RECORDS SHOWN:

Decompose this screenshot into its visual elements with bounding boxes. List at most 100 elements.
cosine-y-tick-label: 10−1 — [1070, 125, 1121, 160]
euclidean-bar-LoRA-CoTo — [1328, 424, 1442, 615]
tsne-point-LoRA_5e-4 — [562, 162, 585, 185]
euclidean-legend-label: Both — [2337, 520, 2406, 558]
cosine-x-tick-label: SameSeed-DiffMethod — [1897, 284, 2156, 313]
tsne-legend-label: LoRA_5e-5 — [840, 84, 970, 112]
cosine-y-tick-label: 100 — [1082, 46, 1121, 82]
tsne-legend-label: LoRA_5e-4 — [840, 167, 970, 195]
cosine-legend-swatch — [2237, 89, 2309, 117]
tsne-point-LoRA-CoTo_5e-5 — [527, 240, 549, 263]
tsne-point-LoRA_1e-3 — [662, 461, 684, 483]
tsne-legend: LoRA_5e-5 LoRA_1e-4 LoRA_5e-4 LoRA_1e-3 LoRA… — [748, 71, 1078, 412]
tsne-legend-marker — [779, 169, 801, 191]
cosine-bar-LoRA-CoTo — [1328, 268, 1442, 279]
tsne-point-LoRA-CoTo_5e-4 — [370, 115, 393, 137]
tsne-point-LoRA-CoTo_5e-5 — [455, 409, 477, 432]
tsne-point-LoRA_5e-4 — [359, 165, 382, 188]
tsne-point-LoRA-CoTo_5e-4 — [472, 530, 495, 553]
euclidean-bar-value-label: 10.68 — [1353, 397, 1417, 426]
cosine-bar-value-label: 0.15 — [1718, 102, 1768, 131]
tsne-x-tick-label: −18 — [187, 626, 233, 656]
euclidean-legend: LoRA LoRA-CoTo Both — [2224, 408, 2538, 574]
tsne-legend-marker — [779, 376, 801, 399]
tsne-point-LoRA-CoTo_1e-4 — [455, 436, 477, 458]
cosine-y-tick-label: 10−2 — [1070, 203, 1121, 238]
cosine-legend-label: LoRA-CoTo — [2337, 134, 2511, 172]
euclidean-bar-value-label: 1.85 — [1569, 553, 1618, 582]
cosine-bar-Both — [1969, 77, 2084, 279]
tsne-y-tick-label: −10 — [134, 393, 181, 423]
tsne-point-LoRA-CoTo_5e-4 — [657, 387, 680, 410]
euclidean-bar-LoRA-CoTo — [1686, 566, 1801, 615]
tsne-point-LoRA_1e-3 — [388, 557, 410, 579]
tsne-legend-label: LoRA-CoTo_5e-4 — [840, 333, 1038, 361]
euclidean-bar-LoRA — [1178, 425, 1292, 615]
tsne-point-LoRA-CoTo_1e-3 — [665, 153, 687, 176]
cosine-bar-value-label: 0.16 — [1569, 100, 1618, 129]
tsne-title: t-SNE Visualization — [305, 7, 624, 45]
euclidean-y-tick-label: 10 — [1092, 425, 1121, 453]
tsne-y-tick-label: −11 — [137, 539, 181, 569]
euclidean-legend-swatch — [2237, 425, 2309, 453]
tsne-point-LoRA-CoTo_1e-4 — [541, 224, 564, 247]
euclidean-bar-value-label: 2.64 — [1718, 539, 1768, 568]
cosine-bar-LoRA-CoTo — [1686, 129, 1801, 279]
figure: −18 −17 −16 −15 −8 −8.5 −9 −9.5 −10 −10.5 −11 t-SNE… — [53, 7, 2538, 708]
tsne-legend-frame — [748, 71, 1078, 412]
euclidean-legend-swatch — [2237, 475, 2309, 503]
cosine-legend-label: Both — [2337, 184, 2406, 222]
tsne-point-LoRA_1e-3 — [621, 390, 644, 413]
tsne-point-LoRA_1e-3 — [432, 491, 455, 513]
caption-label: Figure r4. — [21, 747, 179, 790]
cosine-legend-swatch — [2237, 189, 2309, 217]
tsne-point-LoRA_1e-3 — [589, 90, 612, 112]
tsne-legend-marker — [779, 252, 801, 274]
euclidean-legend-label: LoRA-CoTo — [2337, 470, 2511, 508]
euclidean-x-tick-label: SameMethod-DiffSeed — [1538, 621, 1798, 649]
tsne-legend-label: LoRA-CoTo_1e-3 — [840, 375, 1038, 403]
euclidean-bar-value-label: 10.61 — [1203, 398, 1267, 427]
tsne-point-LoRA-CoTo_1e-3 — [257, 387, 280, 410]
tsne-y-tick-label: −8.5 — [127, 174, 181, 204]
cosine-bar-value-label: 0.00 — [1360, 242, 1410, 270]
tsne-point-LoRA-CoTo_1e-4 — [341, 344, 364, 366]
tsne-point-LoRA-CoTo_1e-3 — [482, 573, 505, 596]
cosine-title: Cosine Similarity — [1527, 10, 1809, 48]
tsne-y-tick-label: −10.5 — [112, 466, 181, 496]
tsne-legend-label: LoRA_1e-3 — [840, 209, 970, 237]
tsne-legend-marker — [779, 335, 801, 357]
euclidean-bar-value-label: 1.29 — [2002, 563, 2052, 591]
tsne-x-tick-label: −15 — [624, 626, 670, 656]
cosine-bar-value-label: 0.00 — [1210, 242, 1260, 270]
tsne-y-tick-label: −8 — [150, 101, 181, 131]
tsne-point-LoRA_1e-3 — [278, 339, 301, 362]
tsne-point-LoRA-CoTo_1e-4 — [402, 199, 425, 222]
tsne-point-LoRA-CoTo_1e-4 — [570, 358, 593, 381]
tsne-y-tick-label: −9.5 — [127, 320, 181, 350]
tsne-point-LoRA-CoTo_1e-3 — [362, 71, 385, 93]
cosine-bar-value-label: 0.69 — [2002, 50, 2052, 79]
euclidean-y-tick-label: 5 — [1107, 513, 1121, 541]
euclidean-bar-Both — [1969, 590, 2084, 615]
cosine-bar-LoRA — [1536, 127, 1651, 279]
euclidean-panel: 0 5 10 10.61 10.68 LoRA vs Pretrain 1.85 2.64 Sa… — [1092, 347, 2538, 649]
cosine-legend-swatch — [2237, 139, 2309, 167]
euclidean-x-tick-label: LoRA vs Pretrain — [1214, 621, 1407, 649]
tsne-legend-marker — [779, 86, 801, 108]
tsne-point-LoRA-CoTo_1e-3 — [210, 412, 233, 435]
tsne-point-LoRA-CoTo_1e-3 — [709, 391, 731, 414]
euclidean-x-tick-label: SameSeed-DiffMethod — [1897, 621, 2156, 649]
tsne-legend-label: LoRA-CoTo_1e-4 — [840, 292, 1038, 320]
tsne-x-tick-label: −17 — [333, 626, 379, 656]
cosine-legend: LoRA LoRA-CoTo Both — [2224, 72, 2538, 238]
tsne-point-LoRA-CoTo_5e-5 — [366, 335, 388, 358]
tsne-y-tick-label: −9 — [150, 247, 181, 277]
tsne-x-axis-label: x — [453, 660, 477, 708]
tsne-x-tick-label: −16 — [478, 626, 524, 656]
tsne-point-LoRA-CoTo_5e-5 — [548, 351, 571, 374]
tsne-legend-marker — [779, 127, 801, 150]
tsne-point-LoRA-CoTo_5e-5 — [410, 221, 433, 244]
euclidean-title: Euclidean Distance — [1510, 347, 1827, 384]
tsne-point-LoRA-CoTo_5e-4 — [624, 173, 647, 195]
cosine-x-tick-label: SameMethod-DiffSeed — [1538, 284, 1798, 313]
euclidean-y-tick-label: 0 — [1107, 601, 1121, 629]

EXERCISE:
Switch every "tsne-point" in the records above to "tsne-dot" and write out all the lines again, with nothing else changed.

EXERCISE SOLUTION:
Decompose this screenshot into its visual elements with bounding boxes. List at most 100 elements.
cosine-y-tick-label: 10−1 — [1070, 125, 1121, 160]
euclidean-bar-LoRA-CoTo — [1328, 424, 1442, 615]
tsne-dot-LoRA_5e-4 — [562, 162, 585, 185]
euclidean-legend-label: Both — [2337, 520, 2406, 558]
cosine-x-tick-label: SameSeed-DiffMethod — [1897, 284, 2156, 313]
tsne-legend-label: LoRA_5e-5 — [840, 84, 970, 112]
cosine-y-tick-label: 100 — [1082, 46, 1121, 82]
tsne-legend-label: LoRA_5e-4 — [840, 167, 970, 195]
cosine-legend-swatch — [2237, 89, 2309, 117]
tsne-dot-LoRA-CoTo_5e-5 — [527, 240, 549, 263]
tsne-dot-LoRA_1e-3 — [662, 461, 684, 483]
tsne-legend: LoRA_5e-5 LoRA_1e-4 LoRA_5e-4 LoRA_1e-3 LoRA… — [748, 71, 1078, 412]
tsne-legend-marker — [779, 169, 801, 191]
cosine-bar-LoRA-CoTo — [1328, 268, 1442, 279]
tsne-dot-LoRA-CoTo_5e-4 — [370, 115, 393, 137]
tsne-dot-LoRA-CoTo_5e-5 — [455, 409, 477, 432]
tsne-dot-LoRA_5e-4 — [359, 165, 382, 188]
tsne-dot-LoRA-CoTo_5e-4 — [472, 530, 495, 553]
euclidean-bar-value-label: 10.68 — [1353, 397, 1417, 426]
cosine-bar-value-label: 0.15 — [1718, 102, 1768, 131]
tsne-x-tick-label: −18 — [187, 626, 233, 656]
euclidean-legend: LoRA LoRA-CoTo Both — [2224, 408, 2538, 574]
tsne-legend-marker — [779, 376, 801, 399]
tsne-dot-LoRA-CoTo_1e-4 — [455, 436, 477, 458]
cosine-y-tick-label: 10−2 — [1070, 203, 1121, 238]
cosine-legend-label: LoRA-CoTo — [2337, 134, 2511, 172]
euclidean-bar-value-label: 1.85 — [1569, 553, 1618, 582]
cosine-bar-Both — [1969, 77, 2084, 279]
tsne-y-tick-label: −10 — [134, 393, 181, 423]
tsne-dot-LoRA-CoTo_5e-4 — [657, 387, 680, 410]
euclidean-bar-LoRA-CoTo — [1686, 566, 1801, 615]
tsne-dot-LoRA_1e-3 — [388, 557, 410, 579]
tsne-legend-label: LoRA-CoTo_5e-4 — [840, 333, 1038, 361]
euclidean-bar-LoRA — [1178, 425, 1292, 615]
tsne-dot-LoRA-CoTo_1e-3 — [665, 153, 687, 176]
cosine-bar-value-label: 0.16 — [1569, 100, 1618, 129]
tsne-title: t-SNE Visualization — [305, 7, 624, 45]
euclidean-y-tick-label: 10 — [1092, 425, 1121, 453]
tsne-y-tick-label: −11 — [137, 539, 181, 569]
euclidean-legend-swatch — [2237, 425, 2309, 453]
tsne-dot-LoRA-CoTo_1e-4 — [541, 224, 564, 247]
euclidean-bar-value-label: 2.64 — [1718, 539, 1768, 568]
cosine-bar-LoRA-CoTo — [1686, 129, 1801, 279]
figure: −18 −17 −16 −15 −8 −8.5 −9 −9.5 −10 −10.5 −11 t-SNE… — [53, 7, 2538, 708]
tsne-legend-frame — [748, 71, 1078, 412]
euclidean-legend-swatch — [2237, 475, 2309, 503]
cosine-legend-label: Both — [2337, 184, 2406, 222]
tsne-dot-LoRA_1e-3 — [621, 390, 644, 413]
tsne-dot-LoRA_1e-3 — [432, 491, 455, 513]
caption-label: Figure r4. — [21, 747, 179, 790]
cosine-legend-swatch — [2237, 189, 2309, 217]
tsne-dot-LoRA_1e-3 — [589, 90, 612, 112]
tsne-legend-marker — [779, 252, 801, 274]
euclidean-legend-label: LoRA-CoTo — [2337, 470, 2511, 508]
euclidean-x-tick-label: SameMethod-DiffSeed — [1538, 621, 1798, 649]
tsne-legend-label: LoRA-CoTo_1e-3 — [840, 375, 1038, 403]
euclidean-bar-value-label: 10.61 — [1203, 398, 1267, 427]
tsne-dot-LoRA-CoTo_1e-3 — [257, 387, 280, 410]
tsne-y-tick-label: −8.5 — [127, 174, 181, 204]
cosine-bar-value-label: 0.00 — [1360, 242, 1410, 270]
tsne-dot-LoRA-CoTo_1e-4 — [341, 344, 364, 366]
tsne-dot-LoRA-CoTo_1e-3 — [482, 573, 505, 596]
cosine-title: Cosine Similarity — [1527, 10, 1809, 48]
tsne-y-tick-label: −10.5 — [112, 466, 181, 496]
tsne-legend-label: LoRA_1e-3 — [840, 209, 970, 237]
tsne-legend-marker — [779, 335, 801, 357]
euclidean-bar-value-label: 1.29 — [2002, 563, 2052, 591]
tsne-x-tick-label: −15 — [624, 626, 670, 656]
cosine-bar-value-label: 0.00 — [1210, 242, 1260, 270]
tsne-y-tick-label: −8 — [150, 101, 181, 131]
tsne-dot-LoRA_1e-3 — [278, 339, 301, 362]
tsne-dot-LoRA-CoTo_1e-4 — [402, 199, 425, 222]
tsne-dot-LoRA-CoTo_1e-4 — [570, 358, 593, 381]
tsne-y-tick-label: −9.5 — [127, 320, 181, 350]
tsne-dot-LoRA-CoTo_1e-3 — [362, 71, 385, 93]
cosine-bar-value-label: 0.69 — [2002, 50, 2052, 79]
euclidean-y-tick-label: 5 — [1107, 513, 1121, 541]
euclidean-bar-Both — [1969, 590, 2084, 615]
cosine-bar-LoRA — [1536, 127, 1651, 279]
euclidean-panel: 0 5 10 10.61 10.68 LoRA vs Pretrain 1.85 2.64 Sa… — [1092, 347, 2538, 649]
cosine-legend-swatch — [2237, 139, 2309, 167]
euclidean-x-tick-label: LoRA vs Pretrain — [1214, 621, 1407, 649]
tsne-legend-marker — [779, 86, 801, 108]
tsne-dot-LoRA-CoTo_1e-3 — [210, 412, 233, 435]
tsne-dot-LoRA-CoTo_1e-3 — [709, 391, 731, 414]
euclidean-x-tick-label: SameSeed-DiffMethod — [1897, 621, 2156, 649]
tsne-legend-label: LoRA-CoTo_1e-4 — [840, 292, 1038, 320]
tsne-x-tick-label: −17 — [333, 626, 379, 656]
cosine-legend: LoRA LoRA-CoTo Both — [2224, 72, 2538, 238]
tsne-dot-LoRA-CoTo_5e-5 — [366, 335, 388, 358]
tsne-y-tick-label: −9 — [150, 247, 181, 277]
tsne-x-axis-label: x — [453, 660, 477, 708]
tsne-x-tick-label: −16 — [478, 626, 524, 656]
tsne-dot-LoRA-CoTo_5e-5 — [548, 351, 571, 374]
tsne-legend-marker — [779, 127, 801, 150]
tsne-dot-LoRA-CoTo_5e-5 — [410, 221, 433, 244]
euclidean-title: Euclidean Distance — [1510, 347, 1827, 384]
tsne-dot-LoRA-CoTo_5e-4 — [624, 173, 647, 195]
cosine-x-tick-label: SameMethod-DiffSeed — [1538, 284, 1798, 313]
euclidean-y-tick-label: 0 — [1107, 601, 1121, 629]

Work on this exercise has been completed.